Exercise task -> Your task is to reproduce the material exactly.

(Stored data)
>>>
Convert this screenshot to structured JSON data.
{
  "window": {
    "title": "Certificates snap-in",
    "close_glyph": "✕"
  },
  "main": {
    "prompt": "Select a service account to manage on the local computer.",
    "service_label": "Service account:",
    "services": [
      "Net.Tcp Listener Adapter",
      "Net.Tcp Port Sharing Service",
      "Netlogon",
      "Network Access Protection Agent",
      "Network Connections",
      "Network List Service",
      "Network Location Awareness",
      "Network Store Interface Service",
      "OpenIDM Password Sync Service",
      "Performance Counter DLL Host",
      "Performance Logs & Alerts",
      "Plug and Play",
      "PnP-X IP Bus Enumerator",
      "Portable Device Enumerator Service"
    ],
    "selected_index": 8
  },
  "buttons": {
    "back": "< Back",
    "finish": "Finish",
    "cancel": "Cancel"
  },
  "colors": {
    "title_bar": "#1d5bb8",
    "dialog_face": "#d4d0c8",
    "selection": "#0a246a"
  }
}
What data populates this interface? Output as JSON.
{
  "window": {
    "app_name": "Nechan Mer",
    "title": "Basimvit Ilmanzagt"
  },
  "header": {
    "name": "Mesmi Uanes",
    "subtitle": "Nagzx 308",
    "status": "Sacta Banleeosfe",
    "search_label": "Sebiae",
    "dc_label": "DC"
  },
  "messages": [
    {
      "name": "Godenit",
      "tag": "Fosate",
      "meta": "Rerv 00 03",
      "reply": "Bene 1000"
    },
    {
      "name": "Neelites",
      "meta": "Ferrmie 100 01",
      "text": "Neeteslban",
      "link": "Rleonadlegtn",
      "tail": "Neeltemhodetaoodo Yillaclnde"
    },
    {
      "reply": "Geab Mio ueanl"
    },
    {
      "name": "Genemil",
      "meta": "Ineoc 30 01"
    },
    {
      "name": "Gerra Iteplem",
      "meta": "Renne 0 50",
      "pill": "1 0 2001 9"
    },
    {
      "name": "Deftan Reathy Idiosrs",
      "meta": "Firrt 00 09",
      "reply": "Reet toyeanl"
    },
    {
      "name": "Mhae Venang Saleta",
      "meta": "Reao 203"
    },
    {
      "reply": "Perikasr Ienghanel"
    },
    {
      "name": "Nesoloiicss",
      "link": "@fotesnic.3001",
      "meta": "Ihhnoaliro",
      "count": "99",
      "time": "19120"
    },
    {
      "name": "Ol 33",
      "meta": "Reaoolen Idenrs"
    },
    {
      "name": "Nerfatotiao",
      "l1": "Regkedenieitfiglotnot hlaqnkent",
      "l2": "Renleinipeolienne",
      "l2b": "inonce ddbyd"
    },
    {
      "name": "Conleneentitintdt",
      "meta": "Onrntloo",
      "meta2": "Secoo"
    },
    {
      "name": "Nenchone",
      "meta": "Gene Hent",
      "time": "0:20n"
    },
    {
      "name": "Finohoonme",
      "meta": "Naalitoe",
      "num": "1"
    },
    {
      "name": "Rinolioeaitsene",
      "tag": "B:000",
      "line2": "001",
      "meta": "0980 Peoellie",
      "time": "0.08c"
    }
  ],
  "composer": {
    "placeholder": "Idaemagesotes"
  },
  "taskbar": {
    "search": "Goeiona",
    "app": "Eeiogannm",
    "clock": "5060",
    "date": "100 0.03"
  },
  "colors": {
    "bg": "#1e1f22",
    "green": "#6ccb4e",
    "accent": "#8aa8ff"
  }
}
<<<
Answer to the problem ->
Convert this screenshot to structured JSON data.
{
  "window": {
    "title": "Certificates snap-in",
    "close_glyph": "✕"
  },
  "main": {
    "prompt": "Select a service account to manage on the local computer.",
    "service_label": "Service account:",
    "services": [
      "Net.Tcp Listener Adapter",
      "Net.Tcp Port Sharing Service",
      "Netlogon",
      "Network Access Protection Agent",
      "Network Connections",
      "Network List Service",
      "Network Location Awareness",
      "Network Store Interface Service",
      "OpenIDM Password Sync Service",
      "Performance Counter DLL Host",
      "Performance Logs & Alerts",
      "Plug and Play",
      "PnP-X IP Bus Enumerator",
      "Portable Device Enumerator Service"
    ],
    "selected_index": 8
  },
  "buttons": {
    "back": "< Back",
    "finish": "Finish",
    "cancel": "Cancel"
  },
  "colors": {
    "title_bar": "#1d5bb8",
    "dialog_face": "#d4d0c8",
    "selection": "#0a246a"
  }
}
What data populates this interface? Output as JSON.
{
  "window": {
    "app_name": "Nechan Mer",
    "title": "Basimvit Ilmanzagt"
  },
  "header": {
    "name": "Mesmi Uanes",
    "subtitle": "Nagzx 308",
    "status": "Sacta Banleeosfe",
    "search_label": "Sebiae",
    "dc_label": "DC"
  },
  "messages": [
    {
      "name": "Godenit",
      "tag": "Fosate",
      "meta": "Rerv 00 03",
      "reply": "Bene 1000"
    },
    {
      "name": "Neelites",
      "meta": "Ferrmie 100 01",
      "text": "Neeteslban",
      "link": "Rleonadlegtn",
      "tail": "Neeltemhodetaoodo Yillaclnde"
    },
    {
      "reply": "Geab Mio ueanl"
    },
    {
      "name": "Genemil",
      "meta": "Ineoc 30 01"
    },
    {
      "name": "Gerra Iteplem",
      "meta": "Renne 0 50",
      "pill": "1 0 2001 9"
    },
    {
      "name": "Deftan Reathy Idiosrs",
      "meta": "Firrt 00 09",
      "reply": "Reet toyeanl"
    },
    {
      "name": "Mhae Venang Saleta",
      "meta": "Reao 203"
    },
    {
      "reply": "Perikasr Ienghanel"
    },
    {
      "name": "Nesoloiicss",
      "link": "@fotesnic.3001",
      "meta": "Ihhnoaliro",
      "count": "99",
      "time": "19120"
    },
    {
      "name": "Ol 33",
      "meta": "Reaoolen Idenrs"
    },
    {
      "name": "Nerfatotiao",
      "l1": "Regkedenieitfiglotnot hlaqnkent",
      "l2": "Renleinipeolienne",
      "l2b": "inonce ddbyd"
    },
    {
      "name": "Conleneentitintdt",
      "meta": "Onrntloo",
      "meta2": "Secoo"
    },
    {
      "name": "Nenchone",
      "meta": "Gene Hent",
      "time": "0:20n"
    },
    {
      "name": "Finohoonme",
      "meta": "Naalitoe",
      "num": "1"
    },
    {
      "name": "Rinolioeaitsene",
      "tag": "B:000",
      "line2": "001",
      "meta": "0980 Peoellie",
      "time": "0.08c"
    }
  ],
  "composer": {
    "placeholder": "Idaemagesotes"
  },
  "taskbar": {
    "search": "Goeiona",
    "app": "Eeiogannm",
    "clock": "5060",
    "date": "100 0.03"
  },
  "colors": {
    "bg": "#1e1f22",
    "green": "#6ccb4e",
    "accent": "#8aa8ff"
  }
}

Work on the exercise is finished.